⟨
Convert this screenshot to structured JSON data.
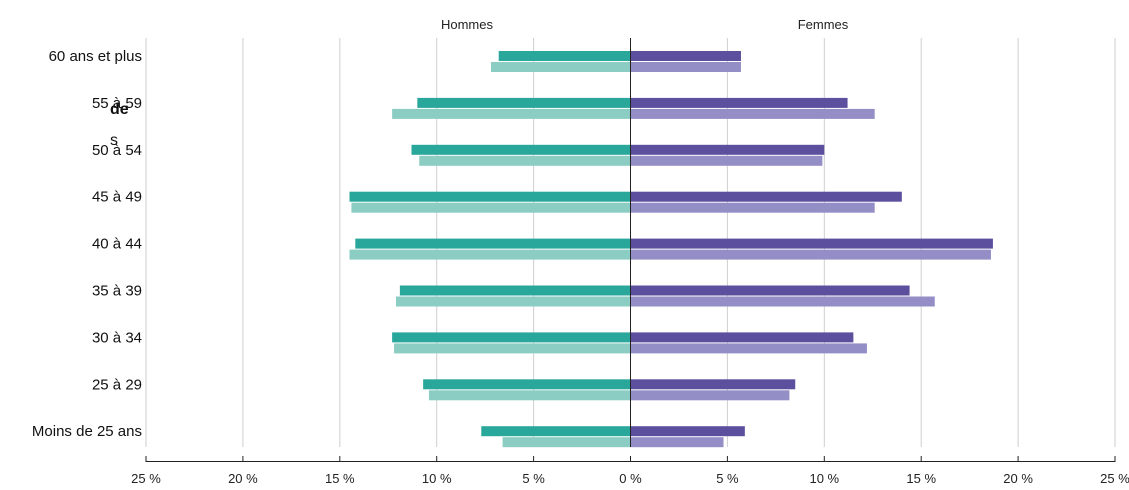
{
  "clipped_text": {
    "line1": "de",
    "line2": "s"
  },
  "chart_data": {
    "type": "bar",
    "orientation": "horizontal-butterfly",
    "panel_labels": {
      "left": "Hommes",
      "right": "Femmes"
    },
    "categories": [
      "60 ans et plus",
      "55 à 59",
      "50 à 54",
      "45 à 49",
      "40 à 44",
      "35 à 39",
      "30 à 34",
      "25 à 29",
      "Moins de 25 ans"
    ],
    "series": [
      {
        "side": "left",
        "color": "#2aa79b",
        "values": [
          6.8,
          11.0,
          11.3,
          14.5,
          14.2,
          11.9,
          12.3,
          10.7,
          7.7
        ]
      },
      {
        "side": "left",
        "color": "#8bcdc2",
        "values": [
          7.2,
          12.3,
          10.9,
          14.4,
          14.5,
          12.1,
          12.2,
          10.4,
          6.6
        ]
      },
      {
        "side": "right",
        "color": "#5b4f9e",
        "values": [
          5.7,
          11.2,
          10.0,
          14.0,
          18.7,
          14.4,
          11.5,
          8.5,
          5.9
        ]
      },
      {
        "side": "right",
        "color": "#948ec6",
        "values": [
          5.7,
          12.6,
          9.9,
          12.6,
          18.6,
          15.7,
          12.2,
          8.2,
          4.8
        ]
      }
    ],
    "x_ticks": [
      "25 %",
      "20 %",
      "15 %",
      "10 %",
      "5 %",
      "0 %",
      "5 %",
      "10 %",
      "15 %",
      "20 %",
      "25 %"
    ],
    "xlim": [
      -25,
      25
    ],
    "grid": true
  }
}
⟩
Without the pictures, output the full listing exactly as it stands.

SOLUTION TO THIS PROBLEM -
Convert this screenshot to structured JSON data.
{
  "clipped_text": {
    "line1": "de",
    "line2": "s"
  },
  "chart_data": {
    "type": "bar",
    "orientation": "horizontal-butterfly",
    "panel_labels": {
      "left": "Hommes",
      "right": "Femmes"
    },
    "categories": [
      "60 ans et plus",
      "55 à 59",
      "50 à 54",
      "45 à 49",
      "40 à 44",
      "35 à 39",
      "30 à 34",
      "25 à 29",
      "Moins de 25 ans"
    ],
    "series": [
      {
        "side": "left",
        "color": "#2aa79b",
        "values": [
          6.8,
          11.0,
          11.3,
          14.5,
          14.2,
          11.9,
          12.3,
          10.7,
          7.7
        ]
      },
      {
        "side": "left",
        "color": "#8bcdc2",
        "values": [
          7.2,
          12.3,
          10.9,
          14.4,
          14.5,
          12.1,
          12.2,
          10.4,
          6.6
        ]
      },
      {
        "side": "right",
        "color": "#5b4f9e",
        "values": [
          5.7,
          11.2,
          10.0,
          14.0,
          18.7,
          14.4,
          11.5,
          8.5,
          5.9
        ]
      },
      {
        "side": "right",
        "color": "#948ec6",
        "values": [
          5.7,
          12.6,
          9.9,
          12.6,
          18.6,
          15.7,
          12.2,
          8.2,
          4.8
        ]
      }
    ],
    "x_ticks": [
      "25 %",
      "20 %",
      "15 %",
      "10 %",
      "5 %",
      "0 %",
      "5 %",
      "10 %",
      "15 %",
      "20 %",
      "25 %"
    ],
    "xlim": [
      -25,
      25
    ],
    "grid": true
  }
}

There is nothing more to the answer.